(Records excerpted from a collection)
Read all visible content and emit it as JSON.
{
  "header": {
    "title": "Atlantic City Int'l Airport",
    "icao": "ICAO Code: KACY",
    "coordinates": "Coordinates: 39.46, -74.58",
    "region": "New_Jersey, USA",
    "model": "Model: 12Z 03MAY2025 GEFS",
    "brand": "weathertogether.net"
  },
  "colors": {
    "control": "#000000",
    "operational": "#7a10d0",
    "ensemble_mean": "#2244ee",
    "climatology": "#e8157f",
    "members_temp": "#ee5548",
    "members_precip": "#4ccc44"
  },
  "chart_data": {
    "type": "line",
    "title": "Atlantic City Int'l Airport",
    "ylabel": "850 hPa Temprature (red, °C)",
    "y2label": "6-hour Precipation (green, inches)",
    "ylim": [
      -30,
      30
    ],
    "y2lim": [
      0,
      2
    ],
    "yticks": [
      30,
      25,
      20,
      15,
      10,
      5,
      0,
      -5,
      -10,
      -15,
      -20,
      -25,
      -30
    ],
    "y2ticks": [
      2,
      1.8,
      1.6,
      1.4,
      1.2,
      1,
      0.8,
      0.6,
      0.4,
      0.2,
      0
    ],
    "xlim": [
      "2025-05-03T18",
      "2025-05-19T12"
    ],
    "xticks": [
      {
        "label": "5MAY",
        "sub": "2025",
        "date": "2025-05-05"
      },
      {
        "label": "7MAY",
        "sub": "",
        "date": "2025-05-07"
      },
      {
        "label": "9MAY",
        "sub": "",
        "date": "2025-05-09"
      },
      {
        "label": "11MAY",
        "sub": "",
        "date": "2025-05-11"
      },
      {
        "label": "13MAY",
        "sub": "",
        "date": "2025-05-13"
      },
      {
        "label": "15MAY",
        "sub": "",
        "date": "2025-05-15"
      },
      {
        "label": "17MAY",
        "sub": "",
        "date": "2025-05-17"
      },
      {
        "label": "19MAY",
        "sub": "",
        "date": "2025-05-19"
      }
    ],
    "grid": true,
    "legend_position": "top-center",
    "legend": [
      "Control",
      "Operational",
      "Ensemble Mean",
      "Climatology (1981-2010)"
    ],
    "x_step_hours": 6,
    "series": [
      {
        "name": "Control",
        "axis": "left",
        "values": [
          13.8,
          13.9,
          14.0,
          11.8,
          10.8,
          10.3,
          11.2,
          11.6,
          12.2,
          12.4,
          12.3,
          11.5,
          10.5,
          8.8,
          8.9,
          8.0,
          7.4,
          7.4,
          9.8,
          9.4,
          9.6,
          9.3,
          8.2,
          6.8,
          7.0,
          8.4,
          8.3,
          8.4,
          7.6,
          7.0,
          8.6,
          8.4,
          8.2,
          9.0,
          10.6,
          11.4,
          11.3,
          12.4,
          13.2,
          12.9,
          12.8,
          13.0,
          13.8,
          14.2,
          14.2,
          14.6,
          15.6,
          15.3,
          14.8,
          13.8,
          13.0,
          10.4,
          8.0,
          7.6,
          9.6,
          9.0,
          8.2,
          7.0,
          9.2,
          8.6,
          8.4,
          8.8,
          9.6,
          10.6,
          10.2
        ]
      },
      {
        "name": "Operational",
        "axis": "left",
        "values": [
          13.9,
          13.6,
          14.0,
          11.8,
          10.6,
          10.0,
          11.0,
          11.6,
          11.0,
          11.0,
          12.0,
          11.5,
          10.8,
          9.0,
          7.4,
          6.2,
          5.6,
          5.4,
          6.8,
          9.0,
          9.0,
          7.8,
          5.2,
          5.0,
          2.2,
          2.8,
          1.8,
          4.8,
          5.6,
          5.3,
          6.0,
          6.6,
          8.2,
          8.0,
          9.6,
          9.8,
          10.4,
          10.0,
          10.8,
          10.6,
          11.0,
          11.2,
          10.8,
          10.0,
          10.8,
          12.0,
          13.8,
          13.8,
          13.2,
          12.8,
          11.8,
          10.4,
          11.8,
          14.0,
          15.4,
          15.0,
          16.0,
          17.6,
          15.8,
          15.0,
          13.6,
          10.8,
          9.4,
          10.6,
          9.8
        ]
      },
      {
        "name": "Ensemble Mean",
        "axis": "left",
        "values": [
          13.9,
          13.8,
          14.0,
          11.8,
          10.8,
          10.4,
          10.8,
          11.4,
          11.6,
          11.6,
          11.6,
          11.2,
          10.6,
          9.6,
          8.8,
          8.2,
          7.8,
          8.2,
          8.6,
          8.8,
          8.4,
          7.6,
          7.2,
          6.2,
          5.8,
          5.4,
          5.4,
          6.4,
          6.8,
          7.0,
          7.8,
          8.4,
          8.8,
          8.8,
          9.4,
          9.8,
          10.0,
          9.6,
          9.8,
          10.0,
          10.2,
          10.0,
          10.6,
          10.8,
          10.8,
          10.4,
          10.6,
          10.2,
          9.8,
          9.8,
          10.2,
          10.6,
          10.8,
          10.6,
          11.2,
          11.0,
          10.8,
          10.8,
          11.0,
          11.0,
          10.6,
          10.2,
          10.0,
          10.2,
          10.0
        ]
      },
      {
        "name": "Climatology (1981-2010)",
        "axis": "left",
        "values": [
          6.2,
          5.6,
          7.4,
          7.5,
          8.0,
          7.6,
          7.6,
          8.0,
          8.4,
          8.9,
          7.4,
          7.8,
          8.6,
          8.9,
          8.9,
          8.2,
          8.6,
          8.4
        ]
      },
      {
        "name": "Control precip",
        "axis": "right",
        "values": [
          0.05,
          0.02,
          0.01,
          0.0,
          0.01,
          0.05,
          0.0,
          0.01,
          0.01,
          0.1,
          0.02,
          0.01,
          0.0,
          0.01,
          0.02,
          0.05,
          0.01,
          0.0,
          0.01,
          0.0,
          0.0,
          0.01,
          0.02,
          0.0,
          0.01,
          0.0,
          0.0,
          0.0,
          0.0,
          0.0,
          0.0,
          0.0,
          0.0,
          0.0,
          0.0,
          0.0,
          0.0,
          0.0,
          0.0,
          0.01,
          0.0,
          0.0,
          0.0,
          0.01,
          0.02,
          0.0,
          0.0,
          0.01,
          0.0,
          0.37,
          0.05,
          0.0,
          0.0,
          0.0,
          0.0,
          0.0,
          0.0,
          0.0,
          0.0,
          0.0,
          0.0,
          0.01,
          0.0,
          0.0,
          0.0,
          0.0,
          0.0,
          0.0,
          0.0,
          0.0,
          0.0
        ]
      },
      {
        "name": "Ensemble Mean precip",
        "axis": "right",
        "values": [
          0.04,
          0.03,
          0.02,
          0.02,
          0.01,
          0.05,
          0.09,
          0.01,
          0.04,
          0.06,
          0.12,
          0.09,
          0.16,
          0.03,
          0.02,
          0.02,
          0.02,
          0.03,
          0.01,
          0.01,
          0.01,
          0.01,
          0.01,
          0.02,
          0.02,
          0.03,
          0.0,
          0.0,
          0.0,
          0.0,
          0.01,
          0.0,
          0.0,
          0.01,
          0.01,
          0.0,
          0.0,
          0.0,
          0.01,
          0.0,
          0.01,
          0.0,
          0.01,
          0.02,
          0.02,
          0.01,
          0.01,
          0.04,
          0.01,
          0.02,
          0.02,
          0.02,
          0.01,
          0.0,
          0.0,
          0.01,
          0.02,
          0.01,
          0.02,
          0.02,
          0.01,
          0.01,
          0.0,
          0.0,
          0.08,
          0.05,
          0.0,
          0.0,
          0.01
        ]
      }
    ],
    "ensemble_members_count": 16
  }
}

WRITTEN REQUEST
Make an exact copy of the data above.

FINAL ANSWER
Read all visible content and emit it as JSON.
{
  "header": {
    "title": "Atlantic City Int'l Airport",
    "icao": "ICAO Code: KACY",
    "coordinates": "Coordinates: 39.46, -74.58",
    "region": "New_Jersey, USA",
    "model": "Model: 12Z 03MAY2025 GEFS",
    "brand": "weathertogether.net"
  },
  "colors": {
    "control": "#000000",
    "operational": "#7a10d0",
    "ensemble_mean": "#2244ee",
    "climatology": "#e8157f",
    "members_temp": "#ee5548",
    "members_precip": "#4ccc44"
  },
  "chart_data": {
    "type": "line",
    "title": "Atlantic City Int'l Airport",
    "ylabel": "850 hPa Temprature (red, °C)",
    "y2label": "6-hour Precipation (green, inches)",
    "ylim": [
      -30,
      30
    ],
    "y2lim": [
      0,
      2
    ],
    "yticks": [
      30,
      25,
      20,
      15,
      10,
      5,
      0,
      -5,
      -10,
      -15,
      -20,
      -25,
      -30
    ],
    "y2ticks": [
      2,
      1.8,
      1.6,
      1.4,
      1.2,
      1,
      0.8,
      0.6,
      0.4,
      0.2,
      0
    ],
    "xlim": [
      "2025-05-03T18",
      "2025-05-19T12"
    ],
    "xticks": [
      {
        "label": "5MAY",
        "sub": "2025",
        "date": "2025-05-05"
      },
      {
        "label": "7MAY",
        "sub": "",
        "date": "2025-05-07"
      },
      {
        "label": "9MAY",
        "sub": "",
        "date": "2025-05-09"
      },
      {
        "label": "11MAY",
        "sub": "",
        "date": "2025-05-11"
      },
      {
        "label": "13MAY",
        "sub": "",
        "date": "2025-05-13"
      },
      {
        "label": "15MAY",
        "sub": "",
        "date": "2025-05-15"
      },
      {
        "label": "17MAY",
        "sub": "",
        "date": "2025-05-17"
      },
      {
        "label": "19MAY",
        "sub": "",
        "date": "2025-05-19"
      }
    ],
    "grid": true,
    "legend_position": "top-center",
    "legend": [
      "Control",
      "Operational",
      "Ensemble Mean",
      "Climatology (1981-2010)"
    ],
    "x_step_hours": 6,
    "series": [
      {
        "name": "Control",
        "axis": "left",
        "values": [
          13.8,
          13.9,
          14.0,
          11.8,
          10.8,
          10.3,
          11.2,
          11.6,
          12.2,
          12.4,
          12.3,
          11.5,
          10.5,
          8.8,
          8.9,
          8.0,
          7.4,
          7.4,
          9.8,
          9.4,
          9.6,
          9.3,
          8.2,
          6.8,
          7.0,
          8.4,
          8.3,
          8.4,
          7.6,
          7.0,
          8.6,
          8.4,
          8.2,
          9.0,
          10.6,
          11.4,
          11.3,
          12.4,
          13.2,
          12.9,
          12.8,
          13.0,
          13.8,
          14.2,
          14.2,
          14.6,
          15.6,
          15.3,
          14.8,
          13.8,
          13.0,
          10.4,
          8.0,
          7.6,
          9.6,
          9.0,
          8.2,
          7.0,
          9.2,
          8.6,
          8.4,
          8.8,
          9.6,
          10.6,
          10.2
        ]
      },
      {
        "name": "Operational",
        "axis": "left",
        "values": [
          13.9,
          13.6,
          14.0,
          11.8,
          10.6,
          10.0,
          11.0,
          11.6,
          11.0,
          11.0,
          12.0,
          11.5,
          10.8,
          9.0,
          7.4,
          6.2,
          5.6,
          5.4,
          6.8,
          9.0,
          9.0,
          7.8,
          5.2,
          5.0,
          2.2,
          2.8,
          1.8,
          4.8,
          5.6,
          5.3,
          6.0,
          6.6,
          8.2,
          8.0,
          9.6,
          9.8,
          10.4,
          10.0,
          10.8,
          10.6,
          11.0,
          11.2,
          10.8,
          10.0,
          10.8,
          12.0,
          13.8,
          13.8,
          13.2,
          12.8,
          11.8,
          10.4,
          11.8,
          14.0,
          15.4,
          15.0,
          16.0,
          17.6,
          15.8,
          15.0,
          13.6,
          10.8,
          9.4,
          10.6,
          9.8
        ]
      },
      {
        "name": "Ensemble Mean",
        "axis": "left",
        "values": [
          13.9,
          13.8,
          14.0,
          11.8,
          10.8,
          10.4,
          10.8,
          11.4,
          11.6,
          11.6,
          11.6,
          11.2,
          10.6,
          9.6,
          8.8,
          8.2,
          7.8,
          8.2,
          8.6,
          8.8,
          8.4,
          7.6,
          7.2,
          6.2,
          5.8,
          5.4,
          5.4,
          6.4,
          6.8,
          7.0,
          7.8,
          8.4,
          8.8,
          8.8,
          9.4,
          9.8,
          10.0,
          9.6,
          9.8,
          10.0,
          10.2,
          10.0,
          10.6,
          10.8,
          10.8,
          10.4,
          10.6,
          10.2,
          9.8,
          9.8,
          10.2,
          10.6,
          10.8,
          10.6,
          11.2,
          11.0,
          10.8,
          10.8,
          11.0,
          11.0,
          10.6,
          10.2,
          10.0,
          10.2,
          10.0
        ]
      },
      {
        "name": "Climatology (1981-2010)",
        "axis": "left",
        "values": [
          6.2,
          5.6,
          7.4,
          7.5,
          8.0,
          7.6,
          7.6,
          8.0,
          8.4,
          8.9,
          7.4,
          7.8,
          8.6,
          8.9,
          8.9,
          8.2,
          8.6,
          8.4
        ]
      },
      {
        "name": "Control precip",
        "axis": "right",
        "values": [
          0.05,
          0.02,
          0.01,
          0.0,
          0.01,
          0.05,
          0.0,
          0.01,
          0.01,
          0.1,
          0.02,
          0.01,
          0.0,
          0.01,
          0.02,
          0.05,
          0.01,
          0.0,
          0.01,
          0.0,
          0.0,
          0.01,
          0.02,
          0.0,
          0.01,
          0.0,
          0.0,
          0.0,
          0.0,
          0.0,
          0.0,
          0.0,
          0.0,
          0.0,
          0.0,
          0.0,
          0.0,
          0.0,
          0.0,
          0.01,
          0.0,
          0.0,
          0.0,
          0.01,
          0.02,
          0.0,
          0.0,
          0.01,
          0.0,
          0.37,
          0.05,
          0.0,
          0.0,
          0.0,
          0.0,
          0.0,
          0.0,
          0.0,
          0.0,
          0.0,
          0.0,
          0.01,
          0.0,
          0.0,
          0.0,
          0.0,
          0.0,
          0.0,
          0.0,
          0.0,
          0.0
        ]
      },
      {
        "name": "Ensemble Mean precip",
        "axis": "right",
        "values": [
          0.04,
          0.03,
          0.02,
          0.02,
          0.01,
          0.05,
          0.09,
          0.01,
          0.04,
          0.06,
          0.12,
          0.09,
          0.16,
          0.03,
          0.02,
          0.02,
          0.02,
          0.03,
          0.01,
          0.01,
          0.01,
          0.01,
          0.01,
          0.02,
          0.02,
          0.03,
          0.0,
          0.0,
          0.0,
          0.0,
          0.01,
          0.0,
          0.0,
          0.01,
          0.01,
          0.0,
          0.0,
          0.0,
          0.01,
          0.0,
          0.01,
          0.0,
          0.01,
          0.02,
          0.02,
          0.01,
          0.01,
          0.04,
          0.01,
          0.02,
          0.02,
          0.02,
          0.01,
          0.0,
          0.0,
          0.01,
          0.02,
          0.01,
          0.02,
          0.02,
          0.01,
          0.01,
          0.0,
          0.0,
          0.08,
          0.05,
          0.0,
          0.0,
          0.01
        ]
      }
    ],
    "ensemble_members_count": 16
  }
}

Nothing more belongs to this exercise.